_Problem_
Every record here needs to be written out again exactly.

_Extracted data_
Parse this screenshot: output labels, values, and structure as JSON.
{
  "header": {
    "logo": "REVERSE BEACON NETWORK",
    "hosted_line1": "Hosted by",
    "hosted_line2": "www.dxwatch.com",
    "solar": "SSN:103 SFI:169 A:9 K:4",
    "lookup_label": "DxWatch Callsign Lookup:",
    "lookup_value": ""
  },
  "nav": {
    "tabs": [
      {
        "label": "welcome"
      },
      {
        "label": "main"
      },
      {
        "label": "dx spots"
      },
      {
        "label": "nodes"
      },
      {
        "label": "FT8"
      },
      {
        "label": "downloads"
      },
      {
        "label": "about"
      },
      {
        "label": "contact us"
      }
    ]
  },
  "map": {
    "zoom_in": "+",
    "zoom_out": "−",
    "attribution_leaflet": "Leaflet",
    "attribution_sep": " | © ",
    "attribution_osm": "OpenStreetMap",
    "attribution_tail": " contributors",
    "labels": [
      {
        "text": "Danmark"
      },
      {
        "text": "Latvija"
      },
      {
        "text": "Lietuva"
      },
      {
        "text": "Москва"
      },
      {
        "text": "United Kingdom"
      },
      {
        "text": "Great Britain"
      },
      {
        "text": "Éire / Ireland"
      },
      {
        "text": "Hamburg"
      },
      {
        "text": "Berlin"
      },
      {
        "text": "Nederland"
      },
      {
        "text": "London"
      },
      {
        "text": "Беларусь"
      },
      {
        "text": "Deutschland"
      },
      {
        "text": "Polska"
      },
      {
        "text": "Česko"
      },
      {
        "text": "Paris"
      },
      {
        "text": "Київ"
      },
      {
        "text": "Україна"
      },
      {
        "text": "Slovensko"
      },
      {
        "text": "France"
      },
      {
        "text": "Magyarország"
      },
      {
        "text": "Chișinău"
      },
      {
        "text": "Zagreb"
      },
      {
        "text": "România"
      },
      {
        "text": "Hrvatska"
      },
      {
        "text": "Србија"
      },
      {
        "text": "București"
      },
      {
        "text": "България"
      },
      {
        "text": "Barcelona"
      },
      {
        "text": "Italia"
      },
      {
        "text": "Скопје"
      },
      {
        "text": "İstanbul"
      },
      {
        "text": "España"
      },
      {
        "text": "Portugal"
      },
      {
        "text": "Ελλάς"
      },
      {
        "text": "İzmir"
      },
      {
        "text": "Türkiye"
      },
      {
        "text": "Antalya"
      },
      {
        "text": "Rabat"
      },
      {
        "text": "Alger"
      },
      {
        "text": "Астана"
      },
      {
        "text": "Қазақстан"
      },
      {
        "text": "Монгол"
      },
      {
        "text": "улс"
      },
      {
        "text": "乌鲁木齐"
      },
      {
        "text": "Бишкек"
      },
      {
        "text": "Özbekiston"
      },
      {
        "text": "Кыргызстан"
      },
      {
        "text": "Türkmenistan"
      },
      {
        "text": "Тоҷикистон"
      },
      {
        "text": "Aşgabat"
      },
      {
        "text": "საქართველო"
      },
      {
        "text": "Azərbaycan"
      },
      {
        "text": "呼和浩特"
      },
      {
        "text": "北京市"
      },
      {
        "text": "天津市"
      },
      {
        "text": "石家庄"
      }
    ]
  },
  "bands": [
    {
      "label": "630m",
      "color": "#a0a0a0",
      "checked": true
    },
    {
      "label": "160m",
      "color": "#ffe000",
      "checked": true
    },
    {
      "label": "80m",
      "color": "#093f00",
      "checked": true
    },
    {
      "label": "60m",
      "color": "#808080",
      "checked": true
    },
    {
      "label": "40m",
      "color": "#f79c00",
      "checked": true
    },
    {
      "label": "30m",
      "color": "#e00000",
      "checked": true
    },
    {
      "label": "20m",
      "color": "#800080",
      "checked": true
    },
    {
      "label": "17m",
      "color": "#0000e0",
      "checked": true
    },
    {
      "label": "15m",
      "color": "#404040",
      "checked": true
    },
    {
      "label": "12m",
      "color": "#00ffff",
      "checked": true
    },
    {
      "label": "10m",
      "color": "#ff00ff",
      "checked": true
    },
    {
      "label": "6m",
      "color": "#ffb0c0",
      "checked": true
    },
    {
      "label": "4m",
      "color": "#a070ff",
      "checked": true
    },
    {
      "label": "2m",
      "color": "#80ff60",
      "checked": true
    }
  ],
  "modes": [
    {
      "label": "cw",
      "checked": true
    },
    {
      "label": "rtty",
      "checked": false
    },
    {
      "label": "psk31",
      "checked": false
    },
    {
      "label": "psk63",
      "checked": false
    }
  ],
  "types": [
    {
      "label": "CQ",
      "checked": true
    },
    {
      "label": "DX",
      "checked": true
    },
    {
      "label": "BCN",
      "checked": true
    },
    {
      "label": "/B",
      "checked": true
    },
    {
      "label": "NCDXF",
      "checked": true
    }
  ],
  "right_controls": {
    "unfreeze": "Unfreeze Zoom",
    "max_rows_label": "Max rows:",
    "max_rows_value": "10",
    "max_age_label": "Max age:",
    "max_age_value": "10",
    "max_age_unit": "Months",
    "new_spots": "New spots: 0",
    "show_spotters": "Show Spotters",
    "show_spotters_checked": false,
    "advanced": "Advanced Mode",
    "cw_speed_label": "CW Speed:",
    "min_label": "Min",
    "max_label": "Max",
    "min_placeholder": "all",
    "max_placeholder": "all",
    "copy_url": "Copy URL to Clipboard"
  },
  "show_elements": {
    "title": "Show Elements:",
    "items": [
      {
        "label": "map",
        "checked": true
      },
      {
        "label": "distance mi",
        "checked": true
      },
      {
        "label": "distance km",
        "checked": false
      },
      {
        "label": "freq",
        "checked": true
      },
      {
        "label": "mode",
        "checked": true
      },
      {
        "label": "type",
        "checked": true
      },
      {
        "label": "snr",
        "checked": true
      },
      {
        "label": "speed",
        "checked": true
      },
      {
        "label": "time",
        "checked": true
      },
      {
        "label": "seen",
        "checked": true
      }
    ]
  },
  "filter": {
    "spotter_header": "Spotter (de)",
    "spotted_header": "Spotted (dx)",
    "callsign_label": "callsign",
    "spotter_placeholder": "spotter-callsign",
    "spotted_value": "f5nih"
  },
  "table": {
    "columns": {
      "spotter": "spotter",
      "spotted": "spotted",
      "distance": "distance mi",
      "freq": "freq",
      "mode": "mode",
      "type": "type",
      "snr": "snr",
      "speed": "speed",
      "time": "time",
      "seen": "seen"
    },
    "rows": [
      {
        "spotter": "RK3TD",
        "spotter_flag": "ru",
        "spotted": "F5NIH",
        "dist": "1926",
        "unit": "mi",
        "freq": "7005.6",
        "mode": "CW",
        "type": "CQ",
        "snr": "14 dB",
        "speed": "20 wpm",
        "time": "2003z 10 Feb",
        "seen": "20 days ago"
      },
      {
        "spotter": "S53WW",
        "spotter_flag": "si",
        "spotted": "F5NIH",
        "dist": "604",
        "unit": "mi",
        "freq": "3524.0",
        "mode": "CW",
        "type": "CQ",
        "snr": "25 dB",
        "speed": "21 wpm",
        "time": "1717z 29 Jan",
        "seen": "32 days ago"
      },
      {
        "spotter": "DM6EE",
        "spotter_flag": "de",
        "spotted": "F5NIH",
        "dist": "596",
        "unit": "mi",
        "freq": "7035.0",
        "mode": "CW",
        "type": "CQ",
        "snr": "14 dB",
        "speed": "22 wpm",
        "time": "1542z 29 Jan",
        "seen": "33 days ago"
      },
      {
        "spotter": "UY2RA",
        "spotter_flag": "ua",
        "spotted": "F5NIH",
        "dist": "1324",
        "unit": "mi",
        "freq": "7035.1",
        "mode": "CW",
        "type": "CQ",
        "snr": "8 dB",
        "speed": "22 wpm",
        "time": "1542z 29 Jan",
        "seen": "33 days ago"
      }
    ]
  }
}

_Solution for this task_
Parse this screenshot: output labels, values, and structure as JSON.
{
  "header": {
    "logo": "REVERSE BEACON NETWORK",
    "hosted_line1": "Hosted by",
    "hosted_line2": "www.dxwatch.com",
    "solar": "SSN:103 SFI:169 A:9 K:4",
    "lookup_label": "DxWatch Callsign Lookup:",
    "lookup_value": ""
  },
  "nav": {
    "tabs": [
      {
        "label": "welcome"
      },
      {
        "label": "main"
      },
      {
        "label": "dx spots"
      },
      {
        "label": "nodes"
      },
      {
        "label": "FT8"
      },
      {
        "label": "downloads"
      },
      {
        "label": "about"
      },
      {
        "label": "contact us"
      }
    ]
  },
  "map": {
    "zoom_in": "+",
    "zoom_out": "−",
    "attribution_leaflet": "Leaflet",
    "attribution_sep": " | © ",
    "attribution_osm": "OpenStreetMap",
    "attribution_tail": " contributors",
    "labels": [
      {
        "text": "Danmark"
      },
      {
        "text": "Latvija"
      },
      {
        "text": "Lietuva"
      },
      {
        "text": "Москва"
      },
      {
        "text": "United Kingdom"
      },
      {
        "text": "Great Britain"
      },
      {
        "text": "Éire / Ireland"
      },
      {
        "text": "Hamburg"
      },
      {
        "text": "Berlin"
      },
      {
        "text": "Nederland"
      },
      {
        "text": "London"
      },
      {
        "text": "Беларусь"
      },
      {
        "text": "Deutschland"
      },
      {
        "text": "Polska"
      },
      {
        "text": "Česko"
      },
      {
        "text": "Paris"
      },
      {
        "text": "Київ"
      },
      {
        "text": "Україна"
      },
      {
        "text": "Slovensko"
      },
      {
        "text": "France"
      },
      {
        "text": "Magyarország"
      },
      {
        "text": "Chișinău"
      },
      {
        "text": "Zagreb"
      },
      {
        "text": "România"
      },
      {
        "text": "Hrvatska"
      },
      {
        "text": "Србија"
      },
      {
        "text": "București"
      },
      {
        "text": "България"
      },
      {
        "text": "Barcelona"
      },
      {
        "text": "Italia"
      },
      {
        "text": "Скопје"
      },
      {
        "text": "İstanbul"
      },
      {
        "text": "España"
      },
      {
        "text": "Portugal"
      },
      {
        "text": "Ελλάς"
      },
      {
        "text": "İzmir"
      },
      {
        "text": "Türkiye"
      },
      {
        "text": "Antalya"
      },
      {
        "text": "Rabat"
      },
      {
        "text": "Alger"
      },
      {
        "text": "Астана"
      },
      {
        "text": "Қазақстан"
      },
      {
        "text": "Монгол"
      },
      {
        "text": "улс"
      },
      {
        "text": "乌鲁木齐"
      },
      {
        "text": "Бишкек"
      },
      {
        "text": "Özbekiston"
      },
      {
        "text": "Кыргызстан"
      },
      {
        "text": "Türkmenistan"
      },
      {
        "text": "Тоҷикистон"
      },
      {
        "text": "Aşgabat"
      },
      {
        "text": "საქართველო"
      },
      {
        "text": "Azərbaycan"
      },
      {
        "text": "呼和浩特"
      },
      {
        "text": "北京市"
      },
      {
        "text": "天津市"
      },
      {
        "text": "石家庄"
      }
    ]
  },
  "bands": [
    {
      "label": "630m",
      "color": "#a0a0a0",
      "checked": true
    },
    {
      "label": "160m",
      "color": "#ffe000",
      "checked": true
    },
    {
      "label": "80m",
      "color": "#093f00",
      "checked": true
    },
    {
      "label": "60m",
      "color": "#808080",
      "checked": true
    },
    {
      "label": "40m",
      "color": "#f79c00",
      "checked": true
    },
    {
      "label": "30m",
      "color": "#e00000",
      "checked": true
    },
    {
      "label": "20m",
      "color": "#800080",
      "checked": true
    },
    {
      "label": "17m",
      "color": "#0000e0",
      "checked": true
    },
    {
      "label": "15m",
      "color": "#404040",
      "checked": true
    },
    {
      "label": "12m",
      "color": "#00ffff",
      "checked": true
    },
    {
      "label": "10m",
      "color": "#ff00ff",
      "checked": true
    },
    {
      "label": "6m",
      "color": "#ffb0c0",
      "checked": true
    },
    {
      "label": "4m",
      "color": "#a070ff",
      "checked": true
    },
    {
      "label": "2m",
      "color": "#80ff60",
      "checked": true
    }
  ],
  "modes": [
    {
      "label": "cw",
      "checked": true
    },
    {
      "label": "rtty",
      "checked": false
    },
    {
      "label": "psk31",
      "checked": false
    },
    {
      "label": "psk63",
      "checked": false
    }
  ],
  "types": [
    {
      "label": "CQ",
      "checked": true
    },
    {
      "label": "DX",
      "checked": true
    },
    {
      "label": "BCN",
      "checked": true
    },
    {
      "label": "/B",
      "checked": true
    },
    {
      "label": "NCDXF",
      "checked": true
    }
  ],
  "right_controls": {
    "unfreeze": "Unfreeze Zoom",
    "max_rows_label": "Max rows:",
    "max_rows_value": "10",
    "max_age_label": "Max age:",
    "max_age_value": "10",
    "max_age_unit": "Months",
    "new_spots": "New spots: 0",
    "show_spotters": "Show Spotters",
    "show_spotters_checked": false,
    "advanced": "Advanced Mode",
    "cw_speed_label": "CW Speed:",
    "min_label": "Min",
    "max_label": "Max",
    "min_placeholder": "all",
    "max_placeholder": "all",
    "copy_url": "Copy URL to Clipboard"
  },
  "show_elements": {
    "title": "Show Elements:",
    "items": [
      {
        "label": "map",
        "checked": true
      },
      {
        "label": "distance mi",
        "checked": true
      },
      {
        "label": "distance km",
        "checked": false
      },
      {
        "label": "freq",
        "checked": true
      },
      {
        "label": "mode",
        "checked": true
      },
      {
        "label": "type",
        "checked": true
      },
      {
        "label": "snr",
        "checked": true
      },
      {
        "label": "speed",
        "checked": true
      },
      {
        "label": "time",
        "checked": true
      },
      {
        "label": "seen",
        "checked": true
      }
    ]
  },
  "filter": {
    "spotter_header": "Spotter (de)",
    "spotted_header": "Spotted (dx)",
    "callsign_label": "callsign",
    "spotter_placeholder": "spotter-callsign",
    "spotted_value": "f5nih"
  },
  "table": {
    "columns": {
      "spotter": "spotter",
      "spotted": "spotted",
      "distance": "distance mi",
      "freq": "freq",
      "mode": "mode",
      "type": "type",
      "snr": "snr",
      "speed": "speed",
      "time": "time",
      "seen": "seen"
    },
    "rows": [
      {
        "spotter": "RK3TD",
        "spotter_flag": "ru",
        "spotted": "F5NIH",
        "dist": "1926",
        "unit": "mi",
        "freq": "7005.6",
        "mode": "CW",
        "type": "CQ",
        "snr": "14 dB",
        "speed": "20 wpm",
        "time": "2003z 10 Feb",
        "seen": "20 days ago"
      },
      {
        "spotter": "S53WW",
        "spotter_flag": "si",
        "spotted": "F5NIH",
        "dist": "604",
        "unit": "mi",
        "freq": "3524.0",
        "mode": "CW",
        "type": "CQ",
        "snr": "25 dB",
        "speed": "21 wpm",
        "time": "1717z 29 Jan",
        "seen": "32 days ago"
      },
      {
        "spotter": "DM6EE",
        "spotter_flag": "de",
        "spotted": "F5NIH",
        "dist": "596",
        "unit": "mi",
        "freq": "7035.0",
        "mode": "CW",
        "type": "CQ",
        "snr": "14 dB",
        "speed": "22 wpm",
        "time": "1542z 29 Jan",
        "seen": "33 days ago"
      },
      {
        "spotter": "UY2RA",
        "spotter_flag": "ua",
        "spotted": "F5NIH",
        "dist": "1324",
        "unit": "mi",
        "freq": "7035.1",
        "mode": "CW",
        "type": "CQ",
        "snr": "8 dB",
        "speed": "22 wpm",
        "time": "1542z 29 Jan",
        "seen": "33 days ago"
      }
    ]
  }
}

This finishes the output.